* START *

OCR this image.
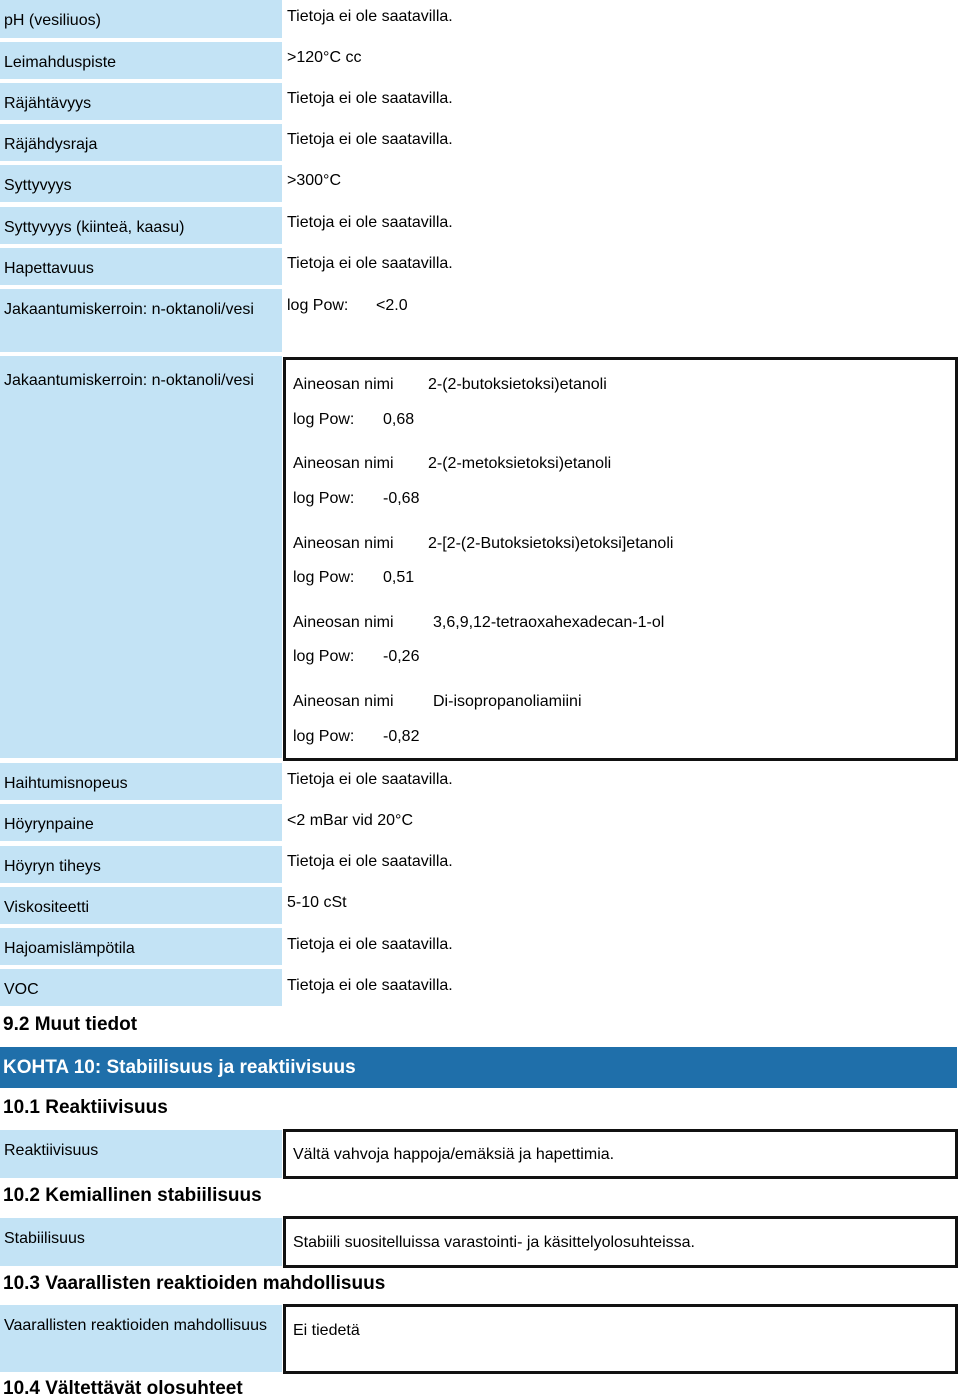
pH (vesiliuos)	Tietoja ei ole saatavilla.
Leimahduspiste	>120°C cc
Räjähtävyys	Tietoja ei ole saatavilla.
Räjähdysraja	Tietoja ei ole saatavilla.
Syttyvyys	>300°C
Syttyvyys (kiinteä, kaasu)	Tietoja ei ole saatavilla.
Hapettavuus	Tietoja ei ole saatavilla.
Jakaantumiskerroin: n-oktanoli/vesi	log Pow: <2.0
Jakaantumiskerroin: n-oktanoli/vesi	Aineosan nimi 2-(2-butoksietoksi)etanoli
log Pow: 0,68
Aineosan nimi 2-(2-metoksietoksi)etanoli
log Pow: -0,68
Aineosan nimi 2-[2-(2-Butoksietoksi)etoksi]etanoli
log Pow: 0,51
Aineosan nimi 3,6,9,12-tetraoxahexadecan-1-ol
log Pow: -0,26
Aineosan nimi Di-isopropanoliamiini
log Pow: -0,82
Haihtumisnopeus	Tietoja ei ole saatavilla.
Höyrynpaine	<2 mBar vid 20°C
Höyryn tiheys	Tietoja ei ole saatavilla.
Viskositeetti	5-10 cSt
Hajoamislämpötila	Tietoja ei ole saatavilla.
VOC	Tietoja ei ole saatavilla.
9.2 Muut tiedot
KOHTA 10: Stabiilisuus ja reaktiivisuus
10.1 Reaktiivisuus
Reaktiivisuus	Vältä vahvoja happoja/emäksiä ja hapettimia.
10.2 Kemiallinen stabiilisuus
Stabiilisuus	Stabiili suositelluissa varastointi- ja käsittelyolosuhteissa.
10.3 Vaarallisten reaktioiden mahdollisuus
Vaarallisten reaktioiden mahdollisuus	Ei tiedetä
10.4 Vältettävät olosuhteet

* END *

▸ **YOUR GOAL**: Quote each record exactly as it stands, minus the pictures.

▸ **RESPONSE TO THIS TASK**:
OCR this image.
pH (vesiliuos)	Tietoja ei ole saatavilla.
Leimahduspiste	>120°C cc
Räjähtävyys	Tietoja ei ole saatavilla.
Räjähdysraja	Tietoja ei ole saatavilla.
Syttyvyys	>300°C
Syttyvyys (kiinteä, kaasu)	Tietoja ei ole saatavilla.
Hapettavuus	Tietoja ei ole saatavilla.
Jakaantumiskerroin: n-oktanoli/vesi	log Pow: <2.0
Jakaantumiskerroin: n-oktanoli/vesi	Aineosan nimi 2-(2-butoksietoksi)etanoli
log Pow: 0,68
Aineosan nimi 2-(2-metoksietoksi)etanoli
log Pow: -0,68
Aineosan nimi 2-[2-(2-Butoksietoksi)etoksi]etanoli
log Pow: 0,51
Aineosan nimi 3,6,9,12-tetraoxahexadecan-1-ol
log Pow: -0,26
Aineosan nimi Di-isopropanoliamiini
log Pow: -0,82
Haihtumisnopeus	Tietoja ei ole saatavilla.
Höyrynpaine	<2 mBar vid 20°C
Höyryn tiheys	Tietoja ei ole saatavilla.
Viskositeetti	5-10 cSt
Hajoamislämpötila	Tietoja ei ole saatavilla.
VOC	Tietoja ei ole saatavilla.
9.2 Muut tiedot
KOHTA 10: Stabiilisuus ja reaktiivisuus
10.1 Reaktiivisuus
Reaktiivisuus	Vältä vahvoja happoja/emäksiä ja hapettimia.
10.2 Kemiallinen stabiilisuus
Stabiilisuus	Stabiili suositelluissa varastointi- ja käsittelyolosuhteissa.
10.3 Vaarallisten reaktioiden mahdollisuus
Vaarallisten reaktioiden mahdollisuus	Ei tiedetä
10.4 Vältettävät olosuhteet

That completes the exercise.